**Source records**
+---+
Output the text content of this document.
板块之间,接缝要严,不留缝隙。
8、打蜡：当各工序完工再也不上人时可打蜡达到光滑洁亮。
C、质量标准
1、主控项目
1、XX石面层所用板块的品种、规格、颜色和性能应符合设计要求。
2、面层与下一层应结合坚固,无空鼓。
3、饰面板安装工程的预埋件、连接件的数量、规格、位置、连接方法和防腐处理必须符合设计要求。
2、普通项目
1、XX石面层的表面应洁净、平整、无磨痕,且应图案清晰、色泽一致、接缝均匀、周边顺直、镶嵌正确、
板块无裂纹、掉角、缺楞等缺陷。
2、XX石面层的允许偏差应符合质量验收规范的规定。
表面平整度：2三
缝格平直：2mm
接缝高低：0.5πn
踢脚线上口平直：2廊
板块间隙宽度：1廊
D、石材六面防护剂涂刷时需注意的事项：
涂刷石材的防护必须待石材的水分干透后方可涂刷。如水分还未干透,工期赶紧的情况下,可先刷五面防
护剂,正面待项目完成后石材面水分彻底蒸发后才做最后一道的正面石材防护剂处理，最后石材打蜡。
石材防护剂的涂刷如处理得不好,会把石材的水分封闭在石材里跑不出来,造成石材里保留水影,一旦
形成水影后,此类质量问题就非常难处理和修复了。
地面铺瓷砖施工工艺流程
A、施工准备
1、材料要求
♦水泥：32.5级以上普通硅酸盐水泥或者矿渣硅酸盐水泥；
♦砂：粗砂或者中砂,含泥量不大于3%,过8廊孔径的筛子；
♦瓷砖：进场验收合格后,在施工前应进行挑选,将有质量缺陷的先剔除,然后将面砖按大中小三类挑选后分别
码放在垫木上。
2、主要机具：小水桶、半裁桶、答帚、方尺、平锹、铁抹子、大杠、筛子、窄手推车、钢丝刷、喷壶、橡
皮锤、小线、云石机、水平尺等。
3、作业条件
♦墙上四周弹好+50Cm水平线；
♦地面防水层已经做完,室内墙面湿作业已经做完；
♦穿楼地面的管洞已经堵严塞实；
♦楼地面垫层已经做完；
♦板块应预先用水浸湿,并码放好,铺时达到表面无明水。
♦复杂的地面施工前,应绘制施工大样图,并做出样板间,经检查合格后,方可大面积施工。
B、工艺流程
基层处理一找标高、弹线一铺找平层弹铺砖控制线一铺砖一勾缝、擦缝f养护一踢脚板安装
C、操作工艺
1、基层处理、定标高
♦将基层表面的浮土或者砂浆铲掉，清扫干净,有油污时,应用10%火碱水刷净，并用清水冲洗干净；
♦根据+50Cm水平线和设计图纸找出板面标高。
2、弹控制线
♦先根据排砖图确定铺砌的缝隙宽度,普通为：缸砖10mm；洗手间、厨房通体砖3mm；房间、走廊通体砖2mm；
+---+
**Instructions for the task**
Repeat the data above, word for word.

**The reply**
Output the text content of this document.
板块之间,接缝要严,不留缝隙。
8、打蜡：当各工序完工再也不上人时可打蜡达到光滑洁亮。
C、质量标准
1、主控项目
1、XX石面层所用板块的品种、规格、颜色和性能应符合设计要求。
2、面层与下一层应结合坚固,无空鼓。
3、饰面板安装工程的预埋件、连接件的数量、规格、位置、连接方法和防腐处理必须符合设计要求。
2、普通项目
1、XX石面层的表面应洁净、平整、无磨痕,且应图案清晰、色泽一致、接缝均匀、周边顺直、镶嵌正确、
板块无裂纹、掉角、缺楞等缺陷。
2、XX石面层的允许偏差应符合质量验收规范的规定。
表面平整度：2三
缝格平直：2mm
接缝高低：0.5πn
踢脚线上口平直：2廊
板块间隙宽度：1廊
D、石材六面防护剂涂刷时需注意的事项：
涂刷石材的防护必须待石材的水分干透后方可涂刷。如水分还未干透,工期赶紧的情况下,可先刷五面防
护剂,正面待项目完成后石材面水分彻底蒸发后才做最后一道的正面石材防护剂处理，最后石材打蜡。
石材防护剂的涂刷如处理得不好,会把石材的水分封闭在石材里跑不出来,造成石材里保留水影,一旦
形成水影后,此类质量问题就非常难处理和修复了。
地面铺瓷砖施工工艺流程
A、施工准备
1、材料要求
♦水泥：32.5级以上普通硅酸盐水泥或者矿渣硅酸盐水泥；
♦砂：粗砂或者中砂,含泥量不大于3%,过8廊孔径的筛子；
♦瓷砖：进场验收合格后,在施工前应进行挑选,将有质量缺陷的先剔除,然后将面砖按大中小三类挑选后分别
码放在垫木上。
2、主要机具：小水桶、半裁桶、答帚、方尺、平锹、铁抹子、大杠、筛子、窄手推车、钢丝刷、喷壶、橡
皮锤、小线、云石机、水平尺等。
3、作业条件
♦墙上四周弹好+50Cm水平线；
♦地面防水层已经做完,室内墙面湿作业已经做完；
♦穿楼地面的管洞已经堵严塞实；
♦楼地面垫层已经做完；
♦板块应预先用水浸湿,并码放好,铺时达到表面无明水。
♦复杂的地面施工前,应绘制施工大样图,并做出样板间,经检查合格后,方可大面积施工。
B、工艺流程
基层处理一找标高、弹线一铺找平层弹铺砖控制线一铺砖一勾缝、擦缝f养护一踢脚板安装
C、操作工艺
1、基层处理、定标高
♦将基层表面的浮土或者砂浆铲掉，清扫干净,有油污时,应用10%火碱水刷净，并用清水冲洗干净；
♦根据+50Cm水平线和设计图纸找出板面标高。
2、弹控制线
♦先根据排砖图确定铺砌的缝隙宽度,普通为：缸砖10mm；洗手间、厨房通体砖3mm；房间、走廊通体砖2mm；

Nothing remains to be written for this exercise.